Stated task: Write out the records word for word, with no pictures.

━━━ Source records

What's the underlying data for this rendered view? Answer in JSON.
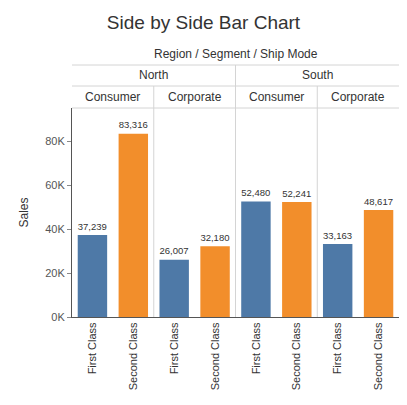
{
  "chart_data": {
    "type": "bar",
    "title": "Side by Side Bar Chart",
    "header": "Region / Segment / Ship Mode",
    "regions": [
      "North",
      "South"
    ],
    "segments": [
      "Consumer",
      "Corporate",
      "Consumer",
      "Corporate"
    ],
    "categories": [
      "First Class",
      "Second Class",
      "First Class",
      "Second Class",
      "First Class",
      "Second Class",
      "First Class",
      "Second Class"
    ],
    "values": [
      37239,
      83316,
      26007,
      32180,
      52480,
      52241,
      33163,
      48617
    ],
    "value_labels": [
      "37,239",
      "83,316",
      "26,007",
      "32,180",
      "52,480",
      "52,241",
      "33,163",
      "48,617"
    ],
    "colors": [
      "#4e79a7",
      "#f28e2b",
      "#4e79a7",
      "#f28e2b",
      "#4e79a7",
      "#f28e2b",
      "#4e79a7",
      "#f28e2b"
    ],
    "y_label": "Sales",
    "ylim": [
      0,
      95000
    ],
    "yticks": [
      {
        "value": 0,
        "label": "0K"
      },
      {
        "value": 20000,
        "label": "20K"
      },
      {
        "value": 40000,
        "label": "40K"
      },
      {
        "value": 60000,
        "label": "60K"
      },
      {
        "value": 80000,
        "label": "80K"
      }
    ],
    "grid": false,
    "data_labels": true
  }
}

━━━━━━

Response below:
What's the underlying data for this rendered view? Answer in JSON.
{
  "chart_data": {
    "type": "bar",
    "title": "Side by Side Bar Chart",
    "header": "Region / Segment / Ship Mode",
    "regions": [
      "North",
      "South"
    ],
    "segments": [
      "Consumer",
      "Corporate",
      "Consumer",
      "Corporate"
    ],
    "categories": [
      "First Class",
      "Second Class",
      "First Class",
      "Second Class",
      "First Class",
      "Second Class",
      "First Class",
      "Second Class"
    ],
    "values": [
      37239,
      83316,
      26007,
      32180,
      52480,
      52241,
      33163,
      48617
    ],
    "value_labels": [
      "37,239",
      "83,316",
      "26,007",
      "32,180",
      "52,480",
      "52,241",
      "33,163",
      "48,617"
    ],
    "colors": [
      "#4e79a7",
      "#f28e2b",
      "#4e79a7",
      "#f28e2b",
      "#4e79a7",
      "#f28e2b",
      "#4e79a7",
      "#f28e2b"
    ],
    "y_label": "Sales",
    "ylim": [
      0,
      95000
    ],
    "yticks": [
      {
        "value": 0,
        "label": "0K"
      },
      {
        "value": 20000,
        "label": "20K"
      },
      {
        "value": 40000,
        "label": "40K"
      },
      {
        "value": 60000,
        "label": "60K"
      },
      {
        "value": 80000,
        "label": "80K"
      }
    ],
    "grid": false,
    "data_labels": true
  }
}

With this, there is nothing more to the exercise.